DESCRIPTION OF THE TASK:
Look below for the line with "Type out the text in this image.", then repeat it and all lines after it, exactly, minus any pictures.

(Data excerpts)
** begin **

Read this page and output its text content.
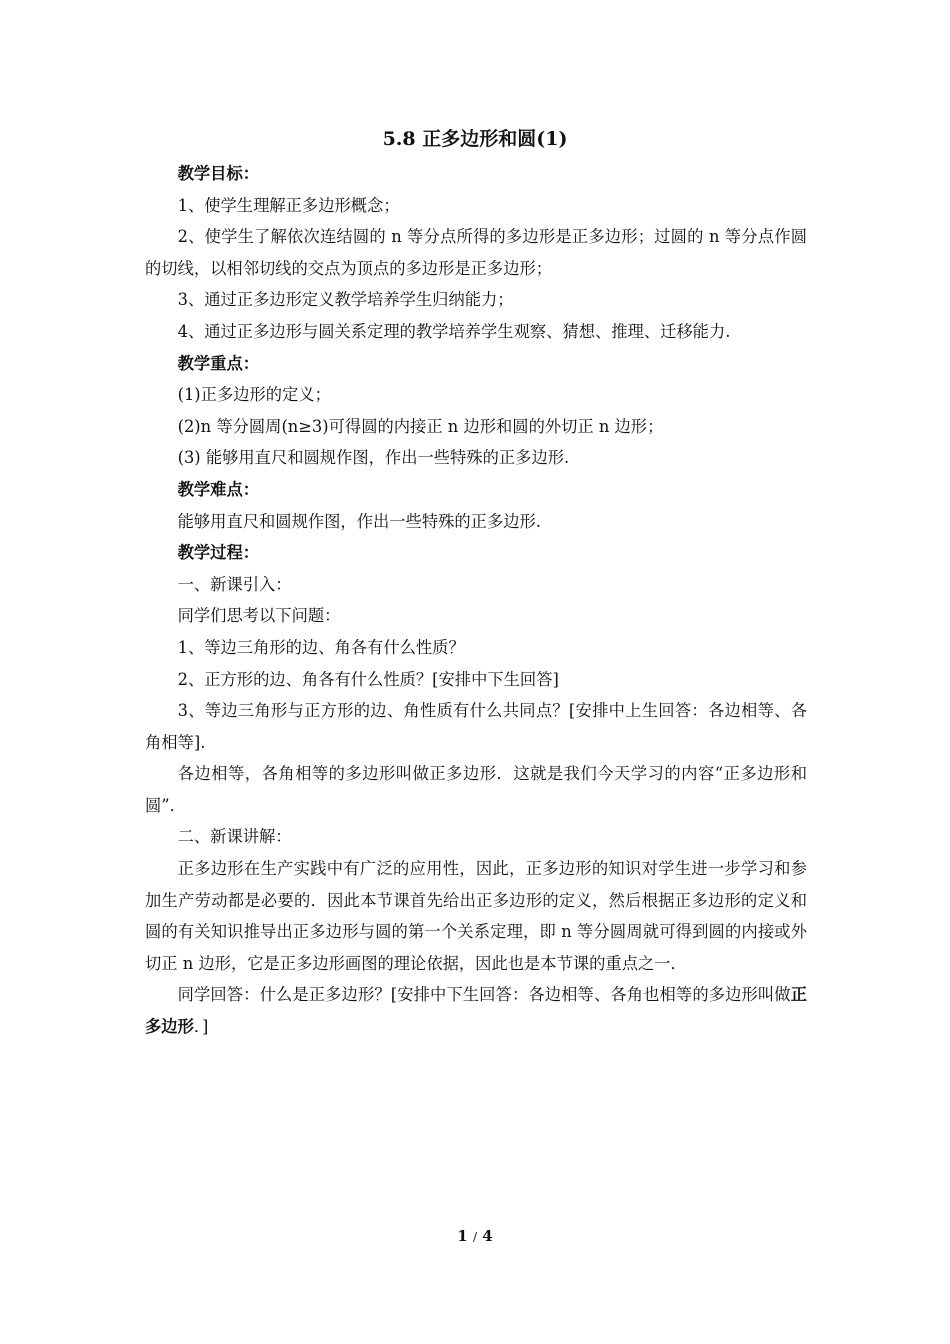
5.8 正多边形和圆(1)

教学目标：

1、使学生理解正多边形概念；

2、使学生了解依次连结圆的 n 等分点所得的多边形是正多边形；过圆的 n 等分点作圆的切线，以相邻切线的交点为顶点的多边形是正多边形；

3、通过正多边形定义教学培养学生归纳能力；

4、通过正多边形与圆关系定理的教学培养学生观察、猜想、推理、迁移能力.

教学重点：

(1)正多边形的定义；

(2)n 等分圆周(n≥3)可得圆的内接正 n 边形和圆的外切正 n 边形；

(3) 能够用直尺和圆规作图，作出一些特殊的正多边形.

教学难点：

能够用直尺和圆规作图，作出一些特殊的正多边形.

教学过程：

一、新课引入：

同学们思考以下问题：

1、等边三角形的边、角各有什么性质？

2、正方形的边、角各有什么性质？[安排中下生回答]

3、等边三角形与正方形的边、角性质有什么共同点？[安排中上生回答：各边相等、各角相等].

各边相等，各角相等的多边形叫做正多边形．这就是我们今天学习的内容“正多边形和圆”．

二、新课讲解：

正多边形在生产实践中有广泛的应用性，因此，正多边形的知识对学生进一步学习和参加生产劳动都是必要的．因此本节课首先给出正多边形的定义，然后根据正多边形的定义和圆的有关知识推导出正多边形与圆的第一个关系定理，即 n 等分圆周就可得到圆的内接或外切正 n 边形，它是正多边形画图的理论依据，因此也是本节课的重点之一．

同学回答：什么是正多边形？[安排中下生回答：各边相等、各角也相等的多边形叫做正多边形．]

1 / 4
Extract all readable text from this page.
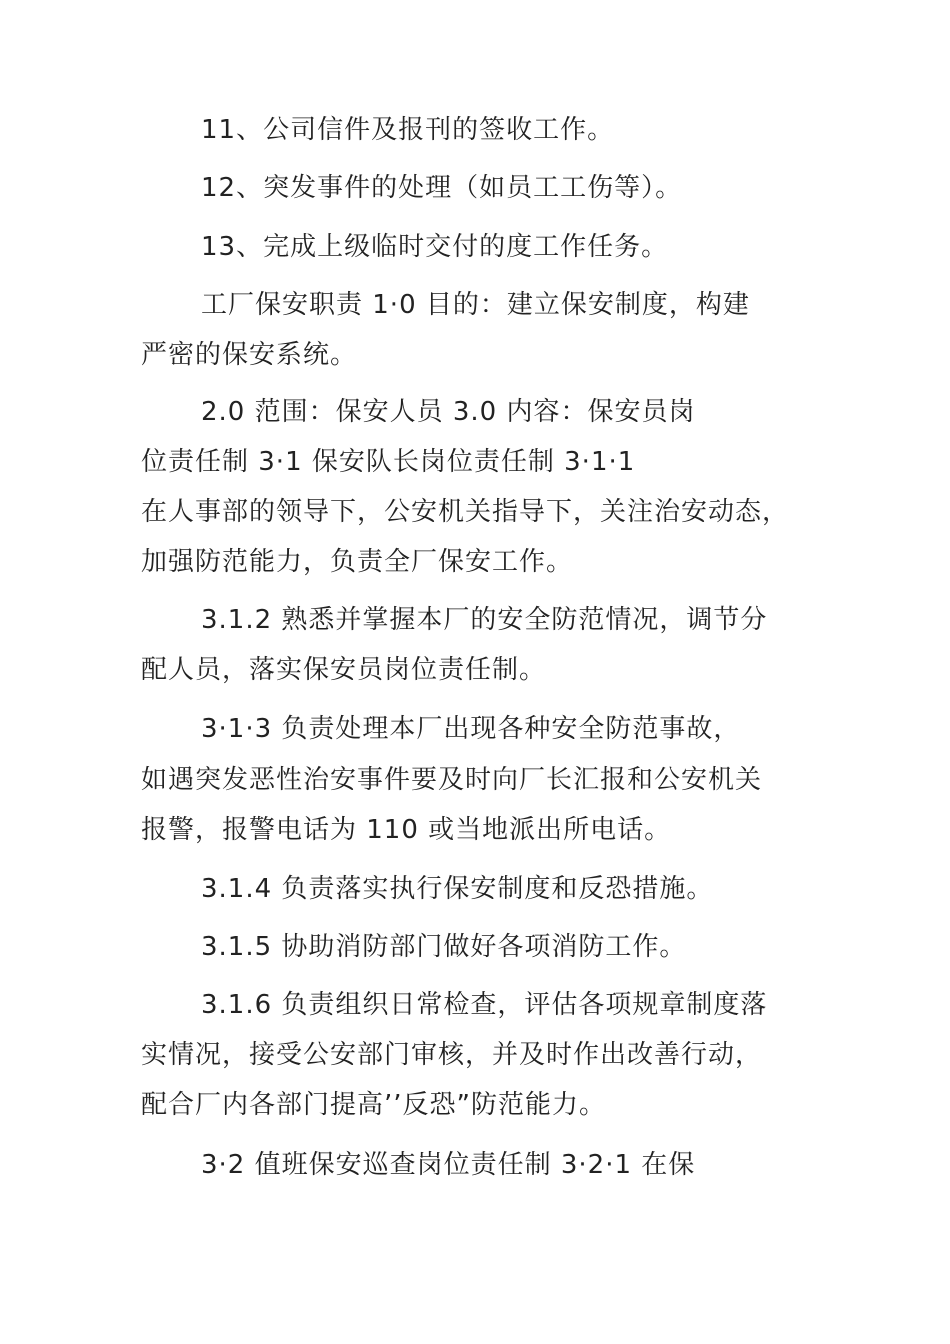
11、公司信件及报刊的签收工作。
12、突发事件的处理（如员工工伤等）。
13、完成上级临时交付的度工作任务。
工厂保安职责 1·0 目的：建立保安制度，构建
严密的保安系统。
2.0 范围：保安人员 3.0 内容：保安员岗
位责任制 3·1 保安队长岗位责任制 3·1·1
在人事部的领导下，公安机关指导下，关注治安动态，
加强防范能力，负责全厂保安工作。
3.1.2 熟悉并掌握本厂的安全防范情况，调节分
配人员，落实保安员岗位责任制。
3·1·3 负责处理本厂出现各种安全防范事故，
如遇突发恶性治安事件要及时向厂长汇报和公安机关
报警，报警电话为 110 或当地派出所电话。
3.1.4 负责落实执行保安制度和反恐措施。
3.1.5 协助消防部门做好各项消防工作。
3.1.6 负责组织日常检查，评估各项规章制度落
实情况，接受公安部门审核，并及时作出改善行动，
配合厂内各部门提高’’反恐”防范能力。
3·2 值班保安巡查岗位责任制 3·2·1 在保
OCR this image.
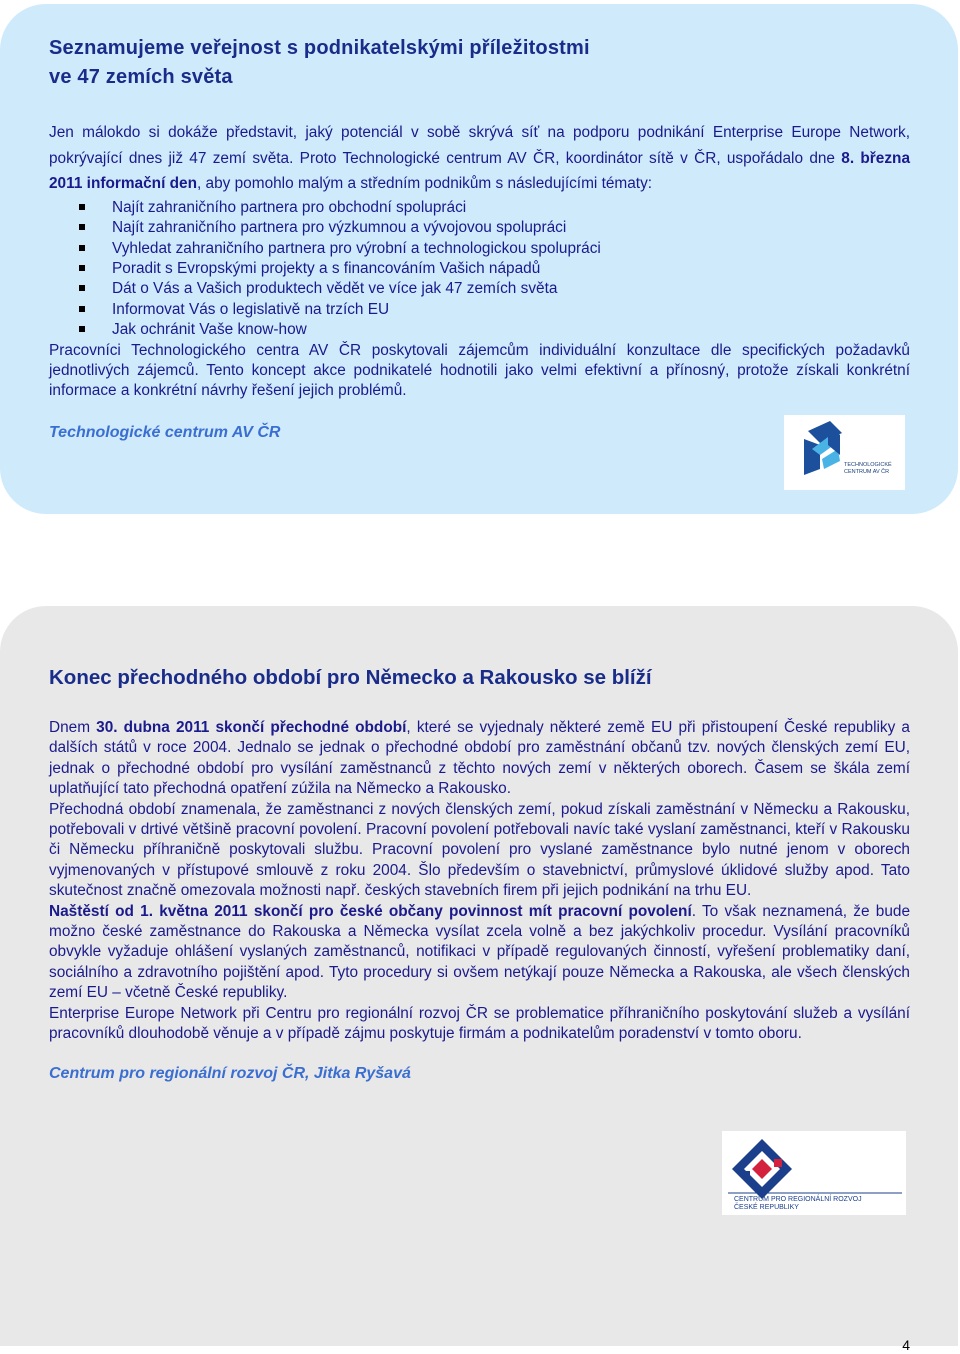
Seznamujeme veřejnost s podnikatelskými příležitostmi
ve 47 zemích světa

Jen málokdo si dokáže představit, jaký potenciál v sobě skrývá síť na podporu podnikání Enterprise Europe Network, pokrývající dnes již 47 zemí světa. Proto Technologické centrum AV ČR, koordinátor sítě v ČR, uspořádalo dne 8. března 2011 informační den, aby pomohlo malým a středním podnikům s následujícími tématy:

Najít zahraničního partnera pro obchodní spolupráci
Najít zahraničního partnera pro výzkumnou a vývojovou spolupráci
Vyhledat zahraničního partnera pro výrobní a technologickou spolupráci
Poradit s Evropskými projekty a s financováním Vašich nápadů
Dát o Vás a Vašich produktech vědět ve více jak 47 zemích světa
Informovat Vás o legislativě na trzích EU
Jak ochránit Vaše know-how

Pracovníci Technologického centra AV ČR poskytovali zájemcům individuální konzultace dle specifických požadavků jednotlivých zájemců. Tento koncept akce podnikatelé hodnotili jako velmi efektivní a přínosný, protože získali konkrétní informace a konkrétní návrhy řešení jejich problémů.

Technologické centrum AV ČR
TECHNOLOGICKÉ
CENTRUM AV ČR
Konec přechodného období pro Německo a Rakousko se blíží

Dnem 30. dubna 2011 skončí přechodné období, které se vyjednaly některé země EU při přistoupení České republiky a dalších států v roce 2004. Jednalo se jednak o přechodné období pro zaměstnání občanů tzv. nových členských zemí EU, jednak o přechodné období pro vysílání zaměstnanců z těchto nových zemí v některých oborech. Časem se škála zemí uplatňující tato přechodná opatření zúžila na Německo a Rakousko.

Přechodná období znamenala, že zaměstnanci z nových členských zemí, pokud získali zaměstnání v Německu a Rakousku, potřebovali v drtivé většině pracovní povolení. Pracovní povolení potřebovali navíc také vyslaní zaměstnanci, kteří v Rakousku či Německu příhraničně poskytovali službu. Pracovní povolení pro vyslané zaměstnance bylo nutné jenom v oborech vyjmenovaných v přístupové smlouvě z roku 2004. Šlo především o stavebnictví, průmyslové úklidové služby apod. Tato skutečnost značně omezovala možnosti např. českých stavebních firem při jejich podnikání na trhu EU.

Naštěstí od 1. května 2011 skončí pro české občany povinnost mít pracovní povolení. To však neznamená, že bude možno české zaměstnance do Rakouska a Německa vysílat zcela volně a bez jakýchkoliv procedur. Vysílání pracovníků obvykle vyžaduje ohlášení vyslaných zaměstnanců, notifikaci v případě regulovaných činností, vyřešení problematiky daní, sociálního a zdravotního pojištění apod. Tyto procedury si ovšem netýkají pouze Německa a Rakouska, ale všech členských zemí EU – včetně České republiky.

Enterprise Europe Network při Centru pro regionální rozvoj ČR se problematice příhraničního poskytování služeb a vysílání pracovníků dlouhodobě věnuje a v případě zájmu poskytuje firmám a podnikatelům poradenství v tomto oboru.

Centrum pro regionální rozvoj ČR, Jitka Ryšavá
CENTRUM PRO REGIONÁLNÍ ROZVOJ
ČESKÉ REPUBLIKY
4
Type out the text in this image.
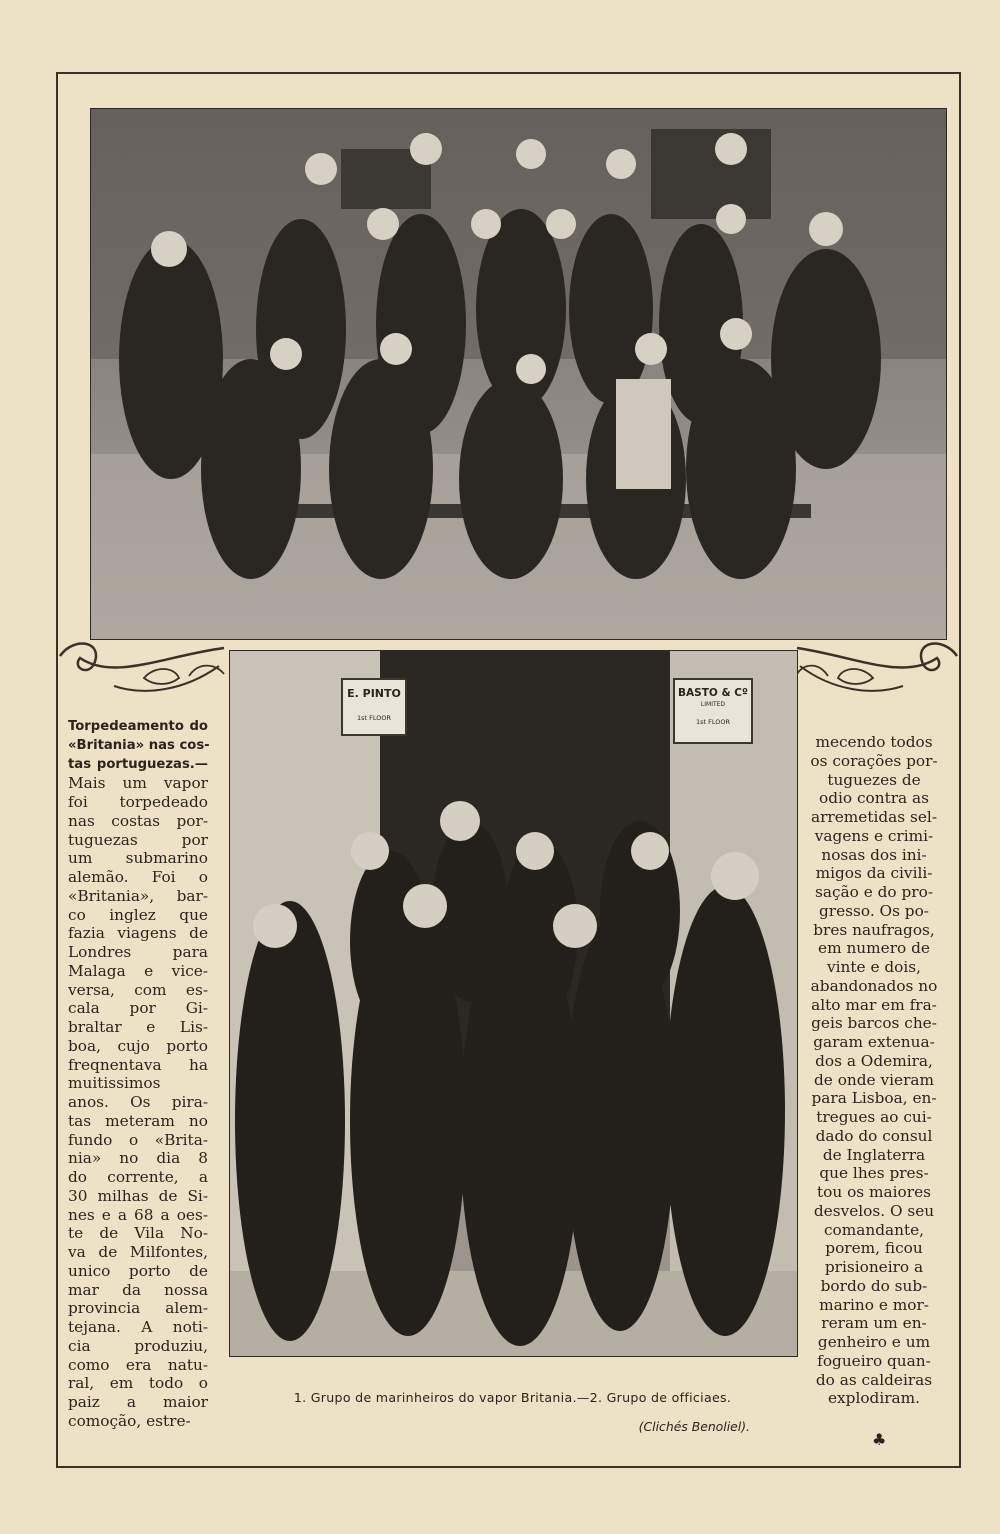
E. PINTO
1st FLOOR
BASTO & Cº
LIMITED
1st FLOOR
Torpedeamento do
«Britania» nas cos-
tas portuguezas.—
Mais um vapor
foi torpedeado
nas costas por-
tuguezas por
um submarino
alemão. Foi o
«Britania», bar-
co inglez que
fazia viagens de
Londres para
Malaga e vice-
versa, com es-
cala por Gi-
braltar e Lis-
boa, cujo porto
freqnentava ha
muitissimos
anos. Os pira-
tas meteram no
fundo o «Brita-
nia» no dia 8
do corrente, a
30 milhas de Si-
nes e a 68 a oes-
te de Vila No-
va de Milfontes,
unico porto de
mar da nossa
provincia alem-
tejana. A noti-
cia produziu,
como era natu-
ral, em todo o
paiz a maior
comoção, estre-
mecendo todos
os corações por-
tuguezes de
odio contra as
arremetidas sel-
vagens e crimi-
nosas dos ini-
migos da civili-
sação e do pro-
gresso. Os po-
bres naufragos,
em numero de
vinte e dois,
abandonados no
alto mar em fra-
geis barcos che-
garam extenua-
dos a Odemira,
de onde vieram
para Lisboa, en-
tregues ao cui-
dado do consul
de Inglaterra
que lhes pres-
tou os maiores
desvelos. O seu
comandante,
porem, ficou
prisioneiro a
bordo do sub-
marino e mor-
reram um en-
genheiro e um
fogueiro quan-
do as caldeiras
explodiram.
1. Grupo de marinheiros do vapor Britania.—2. Grupo de officiaes.
(Clichés Benoliel).
♣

** end **

TASK OUTPUT:
Type out the text in this image.
E. PINTO
1st FLOOR
BASTO & Cº
LIMITED
1st FLOOR
Torpedeamento do
«Britania» nas cos-
tas portuguezas.—
Mais um vapor
foi torpedeado
nas costas por-
tuguezas por
um submarino
alemão. Foi o
«Britania», bar-
co inglez que
fazia viagens de
Londres para
Malaga e vice-
versa, com es-
cala por Gi-
braltar e Lis-
boa, cujo porto
freqnentava ha
muitissimos
anos. Os pira-
tas meteram no
fundo o «Brita-
nia» no dia 8
do corrente, a
30 milhas de Si-
nes e a 68 a oes-
te de Vila No-
va de Milfontes,
unico porto de
mar da nossa
provincia alem-
tejana. A noti-
cia produziu,
como era natu-
ral, em todo o
paiz a maior
comoção, estre-
mecendo todos
os corações por-
tuguezes de
odio contra as
arremetidas sel-
vagens e crimi-
nosas dos ini-
migos da civili-
sação e do pro-
gresso. Os po-
bres naufragos,
em numero de
vinte e dois,
abandonados no
alto mar em fra-
geis barcos che-
garam extenua-
dos a Odemira,
de onde vieram
para Lisboa, en-
tregues ao cui-
dado do consul
de Inglaterra
que lhes pres-
tou os maiores
desvelos. O seu
comandante,
porem, ficou
prisioneiro a
bordo do sub-
marino e mor-
reram um en-
genheiro e um
fogueiro quan-
do as caldeiras
explodiram.
1. Grupo de marinheiros do vapor Britania.—2. Grupo de officiaes.
(Clichés Benoliel).
♣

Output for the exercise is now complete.